Keep the wording of each record exactly the same when you repeat it, and leave out pictures.

**Stored entries**
···

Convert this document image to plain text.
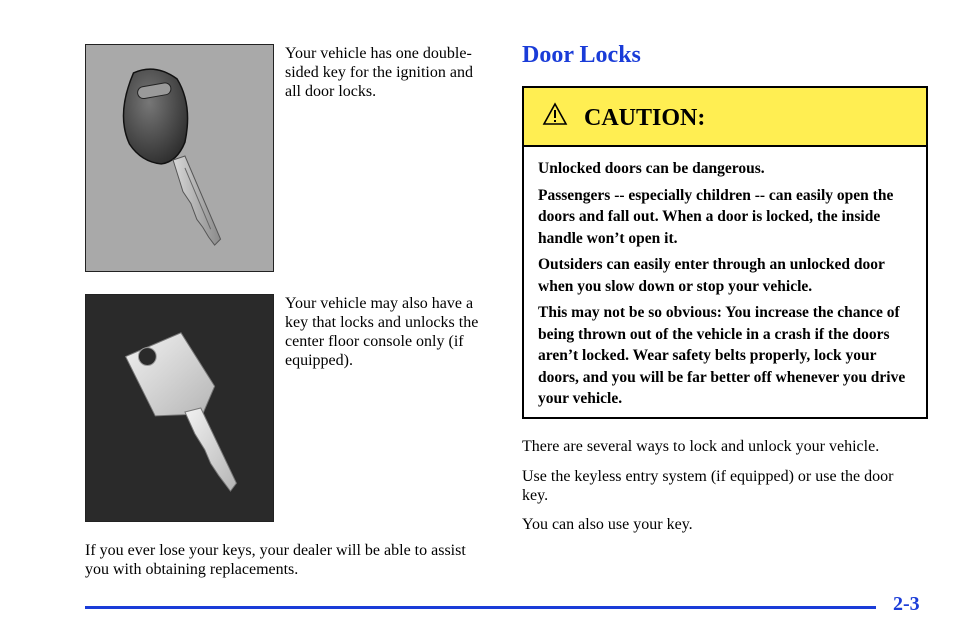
Your vehicle has one double-sided key for the ignition and all door locks.

Your vehicle may also have a key that locks and unlocks the center floor console only (if equipped).

If you ever lose your keys, your dealer will be able to assist you with obtaining replacements.

Door Locks
CAUTION:

Unlocked doors can be dangerous.

Passengers -- especially children -- can easily open the doors and fall out. When a door is locked, the inside handle won’t open it.

Outsiders can easily enter through an unlocked door when you slow down or stop your vehicle.

This may not be so obvious: You increase the chance of being thrown out of the vehicle in a crash if the doors aren’t locked. Wear safety belts properly, lock your doors, and you will be far better off whenever you drive your vehicle.

There are several ways to lock and unlock your vehicle.

Use the keyless entry system (if equipped) or use the door key.

You can also use your key.

2-3
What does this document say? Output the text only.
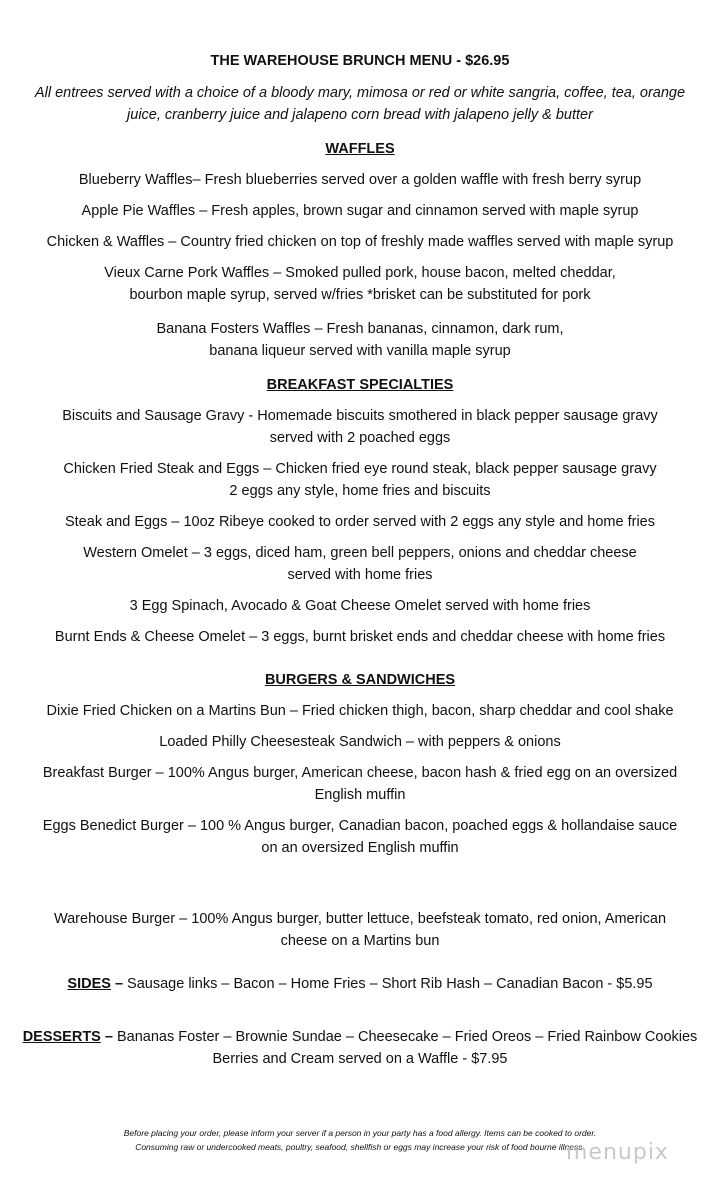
THE WAREHOUSE BRUNCH MENU - $26.95
All entrees served with a choice of a bloody mary, mimosa or red or white sangria, coffee, tea, orange
juice, cranberry juice and jalapeno corn bread with jalapeno jelly & butter
WAFFLES
Blueberry Waffles– Fresh blueberries served over a golden waffle with fresh berry syrup
Apple Pie Waffles – Fresh apples, brown sugar and cinnamon served with maple syrup
Chicken & Waffles – Country fried chicken on top of freshly made waffles served with maple syrup
Vieux Carne Pork Waffles – Smoked pulled pork, house bacon, melted cheddar,
bourbon maple syrup, served w/fries *brisket can be substituted for pork
Banana Fosters Waffles – Fresh bananas, cinnamon, dark rum,
banana liqueur served with vanilla maple syrup
BREAKFAST SPECIALTIES
Biscuits and Sausage Gravy - Homemade biscuits smothered in black pepper sausage gravy
served with 2 poached eggs
Chicken Fried Steak and Eggs – Chicken fried eye round steak, black pepper sausage gravy
2 eggs any style, home fries and biscuits
Steak and Eggs – 10oz Ribeye cooked to order served with 2 eggs any style and home fries
Western Omelet – 3 eggs, diced ham, green bell peppers, onions and cheddar cheese
served with home fries
3 Egg Spinach, Avocado & Goat Cheese Omelet served with home fries
Burnt Ends & Cheese Omelet – 3 eggs, burnt brisket ends and cheddar cheese with home fries
BURGERS & SANDWICHES
Dixie Fried Chicken on a Martins Bun – Fried chicken thigh, bacon, sharp cheddar and cool shake
Loaded Philly Cheesesteak Sandwich – with peppers & onions
Breakfast Burger – 100% Angus burger, American cheese, bacon hash & fried egg on an oversized
English muffin
Eggs Benedict Burger – 100 % Angus burger, Canadian bacon, poached eggs & hollandaise sauce
on an oversized English muffin
Warehouse Burger – 100% Angus burger, butter lettuce, beefsteak tomato, red onion, American
cheese on a Martins bun
SIDES – Sausage links – Bacon – Home Fries – Short Rib Hash – Canadian Bacon - $5.95
DESSERTS – Bananas Foster – Brownie Sundae – Cheesecake – Fried Oreos – Fried Rainbow Cookies
Berries and Cream served on a Waffle - $7.95
Before placing your order, please inform your server if a person in your party has a food allergy. Items can be cooked to order.
Consuming raw or undercooked meats, poultry, seafood, shellfish or eggs may increase your risk of food bourne illness.
menupix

···

**Complete answer**
Convert this document image to plain text.
Your vehicle has one double-sided key for the ignition and all door locks.

Your vehicle may also have a key that locks and unlocks the center floor console only (if equipped).

If you ever lose your keys, your dealer will be able to assist you with obtaining replacements.

Door Locks
CAUTION:

Unlocked doors can be dangerous.

Passengers -- especially children -- can easily open the doors and fall out. When a door is locked, the inside handle won’t open it.

Outsiders can easily enter through an unlocked door when you slow down or stop your vehicle.

This may not be so obvious: You increase the chance of being thrown out of the vehicle in a crash if the doors aren’t locked. Wear safety belts properly, lock your doors, and you will be far better off whenever you drive your vehicle.

There are several ways to lock and unlock your vehicle.

Use the keyless entry system (if equipped) or use the door key.

You can also use your key.

2-3
What does this document say? Output the text only.
THE WAREHOUSE BRUNCH MENU - $26.95
All entrees served with a choice of a bloody mary, mimosa or red or white sangria, coffee, tea, orange
juice, cranberry juice and jalapeno corn bread with jalapeno jelly & butter
WAFFLES
Blueberry Waffles– Fresh blueberries served over a golden waffle with fresh berry syrup
Apple Pie Waffles – Fresh apples, brown sugar and cinnamon served with maple syrup
Chicken & Waffles – Country fried chicken on top of freshly made waffles served with maple syrup
Vieux Carne Pork Waffles – Smoked pulled pork, house bacon, melted cheddar,
bourbon maple syrup, served w/fries *brisket can be substituted for pork
Banana Fosters Waffles – Fresh bananas, cinnamon, dark rum,
banana liqueur served with vanilla maple syrup
BREAKFAST SPECIALTIES
Biscuits and Sausage Gravy - Homemade biscuits smothered in black pepper sausage gravy
served with 2 poached eggs
Chicken Fried Steak and Eggs – Chicken fried eye round steak, black pepper sausage gravy
2 eggs any style, home fries and biscuits
Steak and Eggs – 10oz Ribeye cooked to order served with 2 eggs any style and home fries
Western Omelet – 3 eggs, diced ham, green bell peppers, onions and cheddar cheese
served with home fries
3 Egg Spinach, Avocado & Goat Cheese Omelet served with home fries
Burnt Ends & Cheese Omelet – 3 eggs, burnt brisket ends and cheddar cheese with home fries
BURGERS & SANDWICHES
Dixie Fried Chicken on a Martins Bun – Fried chicken thigh, bacon, sharp cheddar and cool shake
Loaded Philly Cheesesteak Sandwich – with peppers & onions
Breakfast Burger – 100% Angus burger, American cheese, bacon hash & fried egg on an oversized
English muffin
Eggs Benedict Burger – 100 % Angus burger, Canadian bacon, poached eggs & hollandaise sauce
on an oversized English muffin
Warehouse Burger – 100% Angus burger, butter lettuce, beefsteak tomato, red onion, American
cheese on a Martins bun
SIDES – Sausage links – Bacon – Home Fries – Short Rib Hash – Canadian Bacon - $5.95
DESSERTS – Bananas Foster – Brownie Sundae – Cheesecake – Fried Oreos – Fried Rainbow Cookies
Berries and Cream served on a Waffle - $7.95
Before placing your order, please inform your server if a person in your party has a food allergy. Items can be cooked to order.
Consuming raw or undercooked meats, poultry, seafood, shellfish or eggs may increase your risk of food bourne illness.
menupix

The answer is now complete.